(Data records)
....
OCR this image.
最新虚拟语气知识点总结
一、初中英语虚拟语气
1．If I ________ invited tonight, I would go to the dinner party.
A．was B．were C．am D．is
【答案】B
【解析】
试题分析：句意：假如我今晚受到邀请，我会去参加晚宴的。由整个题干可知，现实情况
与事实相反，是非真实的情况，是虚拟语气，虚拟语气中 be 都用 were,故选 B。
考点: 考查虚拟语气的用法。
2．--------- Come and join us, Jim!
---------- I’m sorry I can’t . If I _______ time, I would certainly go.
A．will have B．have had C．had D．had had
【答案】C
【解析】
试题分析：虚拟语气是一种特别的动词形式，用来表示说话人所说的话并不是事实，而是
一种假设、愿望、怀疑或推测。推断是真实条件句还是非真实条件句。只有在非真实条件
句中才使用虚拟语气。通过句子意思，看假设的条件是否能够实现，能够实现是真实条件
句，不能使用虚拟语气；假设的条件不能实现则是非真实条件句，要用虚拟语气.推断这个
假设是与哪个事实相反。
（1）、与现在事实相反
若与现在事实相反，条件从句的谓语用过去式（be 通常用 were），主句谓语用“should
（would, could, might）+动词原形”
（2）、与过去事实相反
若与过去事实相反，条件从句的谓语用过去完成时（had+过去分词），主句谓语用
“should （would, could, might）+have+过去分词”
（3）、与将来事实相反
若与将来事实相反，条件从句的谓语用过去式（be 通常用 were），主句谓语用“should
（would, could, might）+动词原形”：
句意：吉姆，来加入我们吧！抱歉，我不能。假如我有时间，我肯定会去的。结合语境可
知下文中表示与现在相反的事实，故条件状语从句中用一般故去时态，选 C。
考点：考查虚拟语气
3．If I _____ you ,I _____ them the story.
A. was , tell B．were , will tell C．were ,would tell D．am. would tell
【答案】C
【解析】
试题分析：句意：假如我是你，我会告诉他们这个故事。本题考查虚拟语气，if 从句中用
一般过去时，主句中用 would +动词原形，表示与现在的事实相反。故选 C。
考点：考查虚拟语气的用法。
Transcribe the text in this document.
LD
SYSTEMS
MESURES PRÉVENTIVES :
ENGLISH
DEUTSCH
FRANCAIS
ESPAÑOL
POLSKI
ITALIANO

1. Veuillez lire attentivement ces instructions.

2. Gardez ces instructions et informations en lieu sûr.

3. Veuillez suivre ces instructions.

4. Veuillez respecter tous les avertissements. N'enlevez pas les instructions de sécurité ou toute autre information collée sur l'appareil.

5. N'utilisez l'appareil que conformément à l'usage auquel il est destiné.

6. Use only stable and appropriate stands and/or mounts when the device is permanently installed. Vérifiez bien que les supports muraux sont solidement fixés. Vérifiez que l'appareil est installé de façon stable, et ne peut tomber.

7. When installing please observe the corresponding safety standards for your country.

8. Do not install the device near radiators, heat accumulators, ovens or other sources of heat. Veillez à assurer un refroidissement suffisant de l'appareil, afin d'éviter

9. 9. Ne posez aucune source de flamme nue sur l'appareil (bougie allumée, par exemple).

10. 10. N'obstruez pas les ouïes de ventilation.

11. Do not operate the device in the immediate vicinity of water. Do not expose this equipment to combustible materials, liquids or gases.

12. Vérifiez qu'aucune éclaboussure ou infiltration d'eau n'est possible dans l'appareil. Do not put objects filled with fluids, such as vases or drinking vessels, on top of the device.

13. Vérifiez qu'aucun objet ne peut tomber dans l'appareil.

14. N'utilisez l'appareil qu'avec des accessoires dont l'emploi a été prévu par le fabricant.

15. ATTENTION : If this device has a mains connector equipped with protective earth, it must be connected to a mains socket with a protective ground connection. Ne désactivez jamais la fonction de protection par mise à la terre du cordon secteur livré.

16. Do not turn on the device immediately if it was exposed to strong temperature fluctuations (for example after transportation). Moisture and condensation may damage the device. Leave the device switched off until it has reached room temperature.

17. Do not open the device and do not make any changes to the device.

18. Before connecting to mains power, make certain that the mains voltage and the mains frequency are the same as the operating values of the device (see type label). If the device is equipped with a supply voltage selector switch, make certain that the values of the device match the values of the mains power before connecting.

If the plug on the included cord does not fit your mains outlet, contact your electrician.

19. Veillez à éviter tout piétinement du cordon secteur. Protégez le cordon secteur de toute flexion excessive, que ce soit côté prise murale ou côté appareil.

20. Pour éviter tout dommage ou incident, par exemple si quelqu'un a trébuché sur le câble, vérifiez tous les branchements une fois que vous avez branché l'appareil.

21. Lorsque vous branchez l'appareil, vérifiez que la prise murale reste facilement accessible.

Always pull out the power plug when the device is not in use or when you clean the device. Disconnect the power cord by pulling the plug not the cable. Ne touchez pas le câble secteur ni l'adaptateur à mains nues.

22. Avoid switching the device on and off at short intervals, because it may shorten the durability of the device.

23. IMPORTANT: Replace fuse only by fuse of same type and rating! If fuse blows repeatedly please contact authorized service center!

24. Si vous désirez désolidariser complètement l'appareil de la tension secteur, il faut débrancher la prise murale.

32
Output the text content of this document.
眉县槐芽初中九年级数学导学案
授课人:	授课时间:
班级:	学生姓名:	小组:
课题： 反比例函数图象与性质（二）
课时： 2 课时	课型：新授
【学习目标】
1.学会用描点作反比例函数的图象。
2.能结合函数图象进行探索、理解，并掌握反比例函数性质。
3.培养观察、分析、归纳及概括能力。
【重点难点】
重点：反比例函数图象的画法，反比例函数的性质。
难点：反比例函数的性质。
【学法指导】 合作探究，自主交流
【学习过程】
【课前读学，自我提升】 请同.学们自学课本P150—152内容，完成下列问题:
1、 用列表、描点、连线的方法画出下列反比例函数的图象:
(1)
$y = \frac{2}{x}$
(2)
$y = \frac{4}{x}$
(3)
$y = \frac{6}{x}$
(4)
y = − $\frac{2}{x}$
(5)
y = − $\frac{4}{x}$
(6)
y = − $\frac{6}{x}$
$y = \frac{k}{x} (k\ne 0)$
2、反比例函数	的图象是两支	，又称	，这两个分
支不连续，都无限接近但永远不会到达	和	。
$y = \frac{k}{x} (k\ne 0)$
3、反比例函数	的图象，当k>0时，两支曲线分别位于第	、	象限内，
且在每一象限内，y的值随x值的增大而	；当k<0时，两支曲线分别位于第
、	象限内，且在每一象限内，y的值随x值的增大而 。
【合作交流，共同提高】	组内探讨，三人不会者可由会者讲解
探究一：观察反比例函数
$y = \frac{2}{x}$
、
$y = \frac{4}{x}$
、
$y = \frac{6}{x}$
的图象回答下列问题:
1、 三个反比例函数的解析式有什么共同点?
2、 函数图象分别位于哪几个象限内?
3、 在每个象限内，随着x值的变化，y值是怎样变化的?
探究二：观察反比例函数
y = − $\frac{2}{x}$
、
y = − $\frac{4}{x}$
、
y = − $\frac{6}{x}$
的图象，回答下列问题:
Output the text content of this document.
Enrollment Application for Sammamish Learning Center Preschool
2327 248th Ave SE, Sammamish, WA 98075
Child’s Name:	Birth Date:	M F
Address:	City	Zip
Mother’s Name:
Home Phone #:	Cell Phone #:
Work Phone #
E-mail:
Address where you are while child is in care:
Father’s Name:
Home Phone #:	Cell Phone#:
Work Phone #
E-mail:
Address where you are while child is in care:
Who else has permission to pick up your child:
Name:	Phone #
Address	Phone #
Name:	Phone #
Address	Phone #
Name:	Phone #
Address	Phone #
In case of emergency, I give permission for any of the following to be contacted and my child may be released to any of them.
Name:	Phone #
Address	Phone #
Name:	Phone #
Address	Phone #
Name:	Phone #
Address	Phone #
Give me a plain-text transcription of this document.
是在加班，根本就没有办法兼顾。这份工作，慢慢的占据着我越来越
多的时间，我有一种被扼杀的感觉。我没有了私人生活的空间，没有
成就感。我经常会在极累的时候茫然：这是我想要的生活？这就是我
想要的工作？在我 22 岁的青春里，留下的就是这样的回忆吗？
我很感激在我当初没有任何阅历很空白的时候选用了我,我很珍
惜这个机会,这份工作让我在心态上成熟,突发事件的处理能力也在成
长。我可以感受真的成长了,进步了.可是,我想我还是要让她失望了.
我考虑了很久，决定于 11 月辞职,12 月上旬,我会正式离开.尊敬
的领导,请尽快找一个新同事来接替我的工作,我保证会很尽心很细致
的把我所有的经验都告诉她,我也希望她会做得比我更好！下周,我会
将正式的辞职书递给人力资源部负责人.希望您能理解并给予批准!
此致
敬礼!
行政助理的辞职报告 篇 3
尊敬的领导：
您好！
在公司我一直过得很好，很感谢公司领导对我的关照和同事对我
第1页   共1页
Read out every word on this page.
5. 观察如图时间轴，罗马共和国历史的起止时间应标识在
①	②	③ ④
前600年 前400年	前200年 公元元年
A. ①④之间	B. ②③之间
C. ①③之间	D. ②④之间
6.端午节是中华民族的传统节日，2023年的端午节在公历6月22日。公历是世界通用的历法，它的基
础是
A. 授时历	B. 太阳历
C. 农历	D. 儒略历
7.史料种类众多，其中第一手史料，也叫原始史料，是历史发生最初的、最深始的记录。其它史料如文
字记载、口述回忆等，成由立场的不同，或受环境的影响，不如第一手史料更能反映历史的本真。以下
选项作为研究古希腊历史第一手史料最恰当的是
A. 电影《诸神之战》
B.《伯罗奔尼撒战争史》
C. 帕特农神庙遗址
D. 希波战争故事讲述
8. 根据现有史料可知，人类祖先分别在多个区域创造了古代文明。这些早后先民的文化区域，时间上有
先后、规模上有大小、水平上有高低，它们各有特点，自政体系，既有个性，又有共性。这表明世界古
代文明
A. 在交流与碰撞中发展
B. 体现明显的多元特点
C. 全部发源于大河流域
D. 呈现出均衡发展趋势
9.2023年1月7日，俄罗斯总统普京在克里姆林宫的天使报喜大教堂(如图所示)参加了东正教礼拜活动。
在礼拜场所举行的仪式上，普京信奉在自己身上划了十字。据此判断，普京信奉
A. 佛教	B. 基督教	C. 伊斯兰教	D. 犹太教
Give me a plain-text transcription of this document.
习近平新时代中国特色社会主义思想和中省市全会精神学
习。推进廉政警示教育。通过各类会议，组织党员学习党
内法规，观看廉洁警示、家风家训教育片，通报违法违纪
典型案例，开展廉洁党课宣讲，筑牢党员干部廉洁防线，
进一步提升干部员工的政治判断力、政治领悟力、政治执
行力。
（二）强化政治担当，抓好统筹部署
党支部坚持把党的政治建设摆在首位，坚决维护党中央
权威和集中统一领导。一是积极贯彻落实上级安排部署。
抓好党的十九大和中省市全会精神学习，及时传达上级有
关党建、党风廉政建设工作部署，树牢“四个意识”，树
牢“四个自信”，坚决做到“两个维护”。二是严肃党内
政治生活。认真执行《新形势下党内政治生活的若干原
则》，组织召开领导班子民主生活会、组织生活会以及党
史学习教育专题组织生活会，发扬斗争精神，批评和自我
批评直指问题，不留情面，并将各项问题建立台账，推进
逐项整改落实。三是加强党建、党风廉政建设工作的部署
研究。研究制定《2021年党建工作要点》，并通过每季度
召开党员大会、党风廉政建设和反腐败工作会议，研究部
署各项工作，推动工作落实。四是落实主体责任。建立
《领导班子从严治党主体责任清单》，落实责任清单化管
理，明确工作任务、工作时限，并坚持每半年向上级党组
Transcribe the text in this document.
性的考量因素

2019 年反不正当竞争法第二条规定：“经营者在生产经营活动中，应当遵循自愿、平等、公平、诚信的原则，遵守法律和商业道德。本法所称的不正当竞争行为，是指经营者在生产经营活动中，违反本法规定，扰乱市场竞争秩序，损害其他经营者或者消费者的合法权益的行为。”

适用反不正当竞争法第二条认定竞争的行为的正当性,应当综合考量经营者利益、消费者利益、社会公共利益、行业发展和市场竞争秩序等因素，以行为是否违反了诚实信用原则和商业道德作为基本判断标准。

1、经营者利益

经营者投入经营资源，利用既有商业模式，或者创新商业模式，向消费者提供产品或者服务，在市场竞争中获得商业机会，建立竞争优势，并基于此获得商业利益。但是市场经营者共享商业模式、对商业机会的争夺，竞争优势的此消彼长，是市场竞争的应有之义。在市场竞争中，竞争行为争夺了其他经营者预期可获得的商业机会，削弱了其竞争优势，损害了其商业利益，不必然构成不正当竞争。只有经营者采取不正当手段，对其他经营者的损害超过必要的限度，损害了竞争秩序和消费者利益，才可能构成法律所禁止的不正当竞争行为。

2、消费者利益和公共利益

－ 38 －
....
[Task description]
Copy every line of the records above that contains "éviter".

[Result for this exercise]
8. Do not install the device near radiators, heat accumulators, ovens or other sources of heat. Veillez à assurer un refroidissement suffisant de l'appareil, afin d'éviter
19. Veillez à éviter tout piétinement du cordon secteur. Protégez le cordon secteur de toute flexion excessive, que ce soit côté prise murale ou côté appareil.
20. Pour éviter tout dommage ou incident, par exemple si quelqu'un a trébuché sur le câble, vérifiez tous les branchements une fois que vous avez branché l'appareil.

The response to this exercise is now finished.